SELECTED PASSAGE:

··········

I just got a 2010 1500 Crew Cab. I can tell you it is the bomb and I love it. This if my first truck ever and couldn't be happier with what I got. The Crew cab is plenty big and has more space in the back than my Denali does. I have yanked the camper around town a little and it has plenty of power for it. I have the 5.7 hemi and the gas mileage hasn't been bad at all as long as you don't lead foot it.


----------



## Hawk570 (Apr 5, 2010)

usmc03 said:


> I recently received an e-mail from Trailer Life magazine. One of the articles was about the new 2010 Dodge half ton trucks. These are the power numbers that caught my attention. Max Tow 10,450 lb, 390 HP, 5.7L HEMI, 3.92 rear axle, crew cab 5 ft 7 in box with tie down system, GCWR 15,500 lb with 5.7/3.92/140.5 wheelbase (is that the long bed or the cc/5ft 7 in bed?).
> 
> These are pretty impressive numbers. I drive by our local Dodge dealer every day, twice a day, and I really like the looks of these new trucks. I think the crew cab is great compared to the quad cab (I rode in the back of a quad recently and it is small). I know the Mega Cabs are even bigger but the crews look just fine.
> 
> ...


I just got a 2010 1500 Crew Cab. I can tell you it is the bomb and I love it. This if my first truck ever and couldn't be happier with what I got. The Crew cab is plenty big and has more space in the back than my Denali does. I have yanked the camper around town a little and it has plenty of power for it. I have the 5.7 hemi and the gas mileage hasn't been bad at all as long as you don't lead foot it.
[/quote]

I purchased my 2009 Ram 1500 Crew Cab last May and I have to say, it's been great. Lots of room in the back and front and due to it's rear coil springs, it rides like a car. Now, problem is, I had to add air bags inside the rear coils because as soon as I would hitch up my pop up camper (high wall Fleetwood Arcadia) , the rear of the truck would squat a considerable amount. Now, I just inflate them up to 35 PSI when I'm towing my 2008 Malibu 2510 (25ft) and it stays leveled, and that's without a EQ. hitch. 
Overall, after a year of ownership, I am very satisfied and would buy another if I had to.


----------



## usmc03 (Jun 6, 2006)

I got the TRX-4 package and have not had a squat problem. I have only pulled it around town with just a regular hitch with no issues. I am going to get my WDH set up for the new truck though.


----------



## Hawk570 (Apr 5, 2010)

usmc03 said:


> I got the TRX-4 package and have not had a squat problem. I have only pulled it around town with just a regular hitch with no issues. I am going to get my WDH set up for the new truck though.


Mine is the Laramie and it did squat plenty with a semi- fully loaded pop up. Perhaps the TRX has stronger coil springs?

··········

REQUIREMENTS:
A – In the truck forum thread, what pressure does Hawk570 inflate the air bags to when towing the Malibu 2510?
B – In the truck forum thread, why did Hawk570 add air bags inside the rear coils of the 2009 Ram 1500 Crew Cab?

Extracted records
··········

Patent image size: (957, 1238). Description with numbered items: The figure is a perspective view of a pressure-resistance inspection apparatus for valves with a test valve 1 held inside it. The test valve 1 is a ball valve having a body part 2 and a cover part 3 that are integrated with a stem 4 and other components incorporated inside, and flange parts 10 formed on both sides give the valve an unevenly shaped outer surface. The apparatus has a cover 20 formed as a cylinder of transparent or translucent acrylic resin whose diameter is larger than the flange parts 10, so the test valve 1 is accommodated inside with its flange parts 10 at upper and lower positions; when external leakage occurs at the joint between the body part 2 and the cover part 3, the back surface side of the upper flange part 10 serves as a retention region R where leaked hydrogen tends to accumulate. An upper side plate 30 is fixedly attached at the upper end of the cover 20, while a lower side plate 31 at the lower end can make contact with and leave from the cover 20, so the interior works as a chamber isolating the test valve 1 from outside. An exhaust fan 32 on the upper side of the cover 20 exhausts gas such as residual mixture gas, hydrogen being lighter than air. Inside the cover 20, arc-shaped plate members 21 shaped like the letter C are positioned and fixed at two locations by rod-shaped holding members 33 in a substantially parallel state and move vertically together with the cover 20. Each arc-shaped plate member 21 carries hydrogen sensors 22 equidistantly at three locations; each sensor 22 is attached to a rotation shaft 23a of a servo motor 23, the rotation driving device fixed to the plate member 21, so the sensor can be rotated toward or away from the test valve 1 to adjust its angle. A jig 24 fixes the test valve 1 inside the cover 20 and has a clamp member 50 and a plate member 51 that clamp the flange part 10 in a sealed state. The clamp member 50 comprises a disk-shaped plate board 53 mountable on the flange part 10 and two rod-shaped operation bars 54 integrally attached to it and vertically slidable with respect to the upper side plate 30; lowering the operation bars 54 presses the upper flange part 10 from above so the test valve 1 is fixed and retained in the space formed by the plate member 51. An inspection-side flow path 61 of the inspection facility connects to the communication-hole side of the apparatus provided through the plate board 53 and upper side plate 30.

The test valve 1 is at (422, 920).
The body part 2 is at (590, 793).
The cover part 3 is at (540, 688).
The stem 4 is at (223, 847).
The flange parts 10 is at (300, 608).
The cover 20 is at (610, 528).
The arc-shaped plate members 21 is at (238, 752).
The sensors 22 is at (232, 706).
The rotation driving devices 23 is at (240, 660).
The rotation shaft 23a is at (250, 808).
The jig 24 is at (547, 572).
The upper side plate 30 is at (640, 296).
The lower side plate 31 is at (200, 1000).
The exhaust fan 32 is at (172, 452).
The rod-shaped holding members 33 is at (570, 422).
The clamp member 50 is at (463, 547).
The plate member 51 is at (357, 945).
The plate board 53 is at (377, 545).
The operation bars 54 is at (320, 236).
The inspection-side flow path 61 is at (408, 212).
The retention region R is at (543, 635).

··········

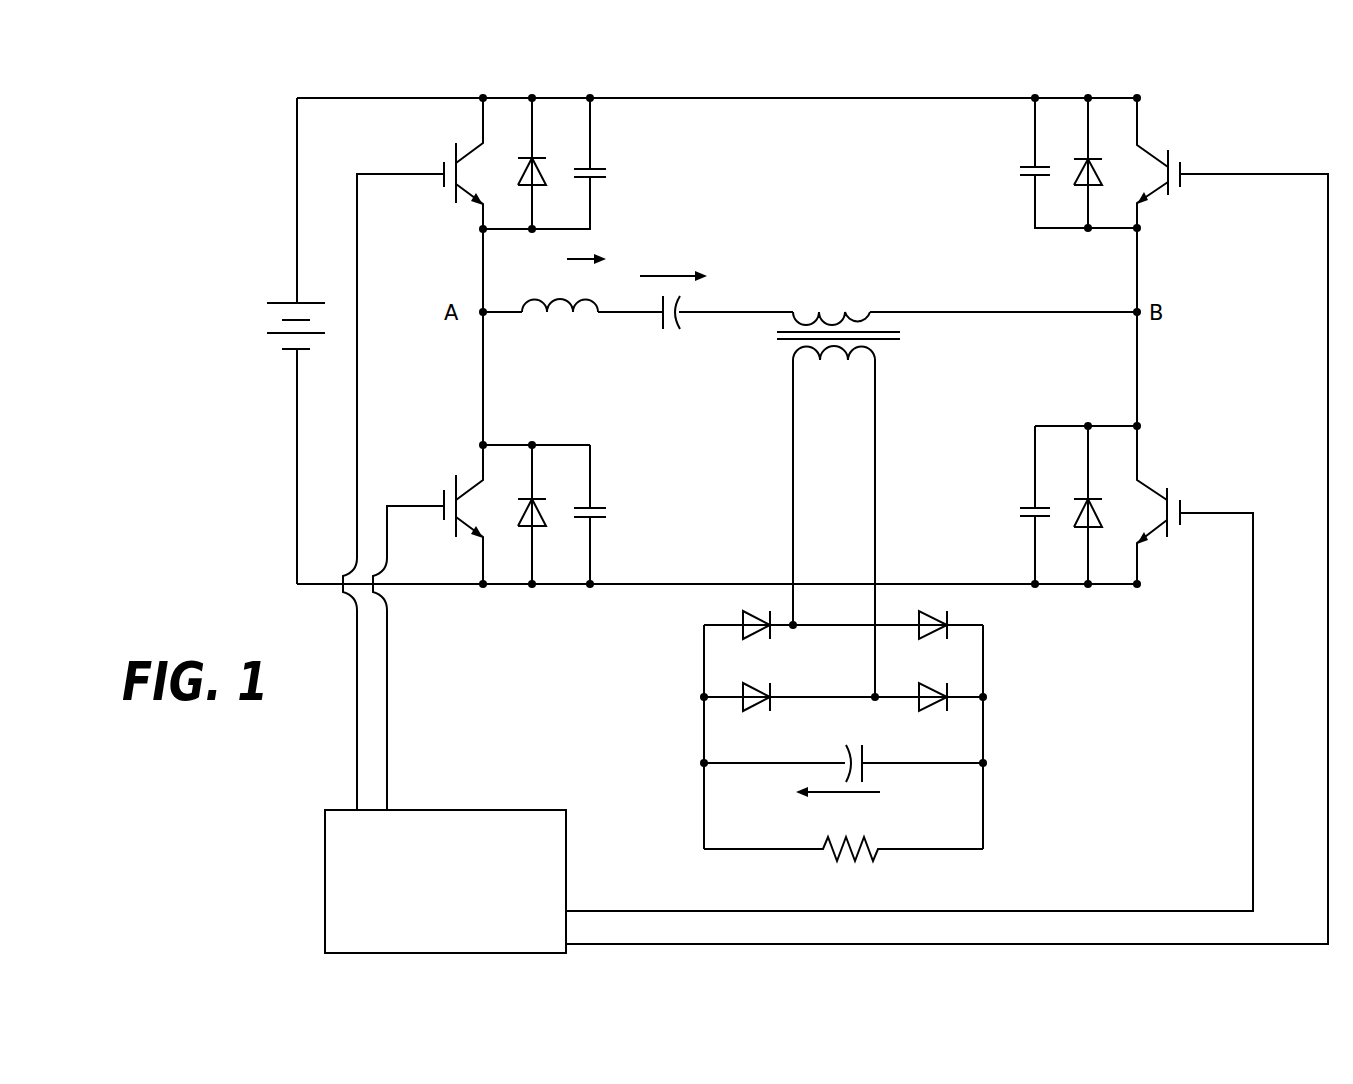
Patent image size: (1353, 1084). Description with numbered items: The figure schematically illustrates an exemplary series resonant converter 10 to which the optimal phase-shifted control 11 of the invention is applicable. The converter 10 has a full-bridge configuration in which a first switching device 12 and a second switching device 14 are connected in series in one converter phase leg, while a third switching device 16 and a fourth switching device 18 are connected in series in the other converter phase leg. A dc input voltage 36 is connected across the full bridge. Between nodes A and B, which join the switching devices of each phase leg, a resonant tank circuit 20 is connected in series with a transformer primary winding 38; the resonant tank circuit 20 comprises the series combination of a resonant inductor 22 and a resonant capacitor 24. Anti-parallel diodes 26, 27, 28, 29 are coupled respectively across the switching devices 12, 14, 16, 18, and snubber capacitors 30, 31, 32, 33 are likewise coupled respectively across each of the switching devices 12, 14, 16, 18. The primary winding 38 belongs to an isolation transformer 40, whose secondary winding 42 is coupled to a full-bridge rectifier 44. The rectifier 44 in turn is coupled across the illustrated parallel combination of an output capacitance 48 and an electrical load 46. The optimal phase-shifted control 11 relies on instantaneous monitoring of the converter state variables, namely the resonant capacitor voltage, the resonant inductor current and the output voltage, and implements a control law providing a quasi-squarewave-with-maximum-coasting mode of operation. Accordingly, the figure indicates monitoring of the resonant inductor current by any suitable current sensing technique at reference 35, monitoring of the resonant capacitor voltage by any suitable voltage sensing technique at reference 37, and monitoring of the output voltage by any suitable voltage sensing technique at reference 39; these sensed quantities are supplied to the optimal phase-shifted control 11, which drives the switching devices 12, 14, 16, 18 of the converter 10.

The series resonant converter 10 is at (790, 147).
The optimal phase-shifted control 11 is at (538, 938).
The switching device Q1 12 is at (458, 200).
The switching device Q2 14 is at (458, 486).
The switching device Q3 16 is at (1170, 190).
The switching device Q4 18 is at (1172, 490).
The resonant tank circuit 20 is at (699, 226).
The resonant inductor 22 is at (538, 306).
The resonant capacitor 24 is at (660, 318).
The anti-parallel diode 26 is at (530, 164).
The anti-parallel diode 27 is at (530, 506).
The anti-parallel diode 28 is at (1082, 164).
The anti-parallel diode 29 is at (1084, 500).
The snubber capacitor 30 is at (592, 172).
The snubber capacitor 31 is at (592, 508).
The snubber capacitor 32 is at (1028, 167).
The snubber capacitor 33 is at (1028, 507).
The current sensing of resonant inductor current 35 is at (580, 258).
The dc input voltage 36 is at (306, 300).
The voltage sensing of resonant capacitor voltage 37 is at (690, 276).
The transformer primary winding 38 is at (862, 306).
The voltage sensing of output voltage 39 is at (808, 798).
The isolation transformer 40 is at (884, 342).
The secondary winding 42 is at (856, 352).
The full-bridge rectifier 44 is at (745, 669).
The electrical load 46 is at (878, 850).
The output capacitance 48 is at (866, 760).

··········

TASK-BY-TASK SOLUTIONS:
A – 35 PSI.

B – As soon as Hawk570 hitched up the pop-up camper, a high-wall Fleetwood Arcadia, the rear of the truck squatted a considerable amount. With the air bags inflated to 35 PSI, the truck stays level when towing the Malibu 2510, even without an equalizer hitch.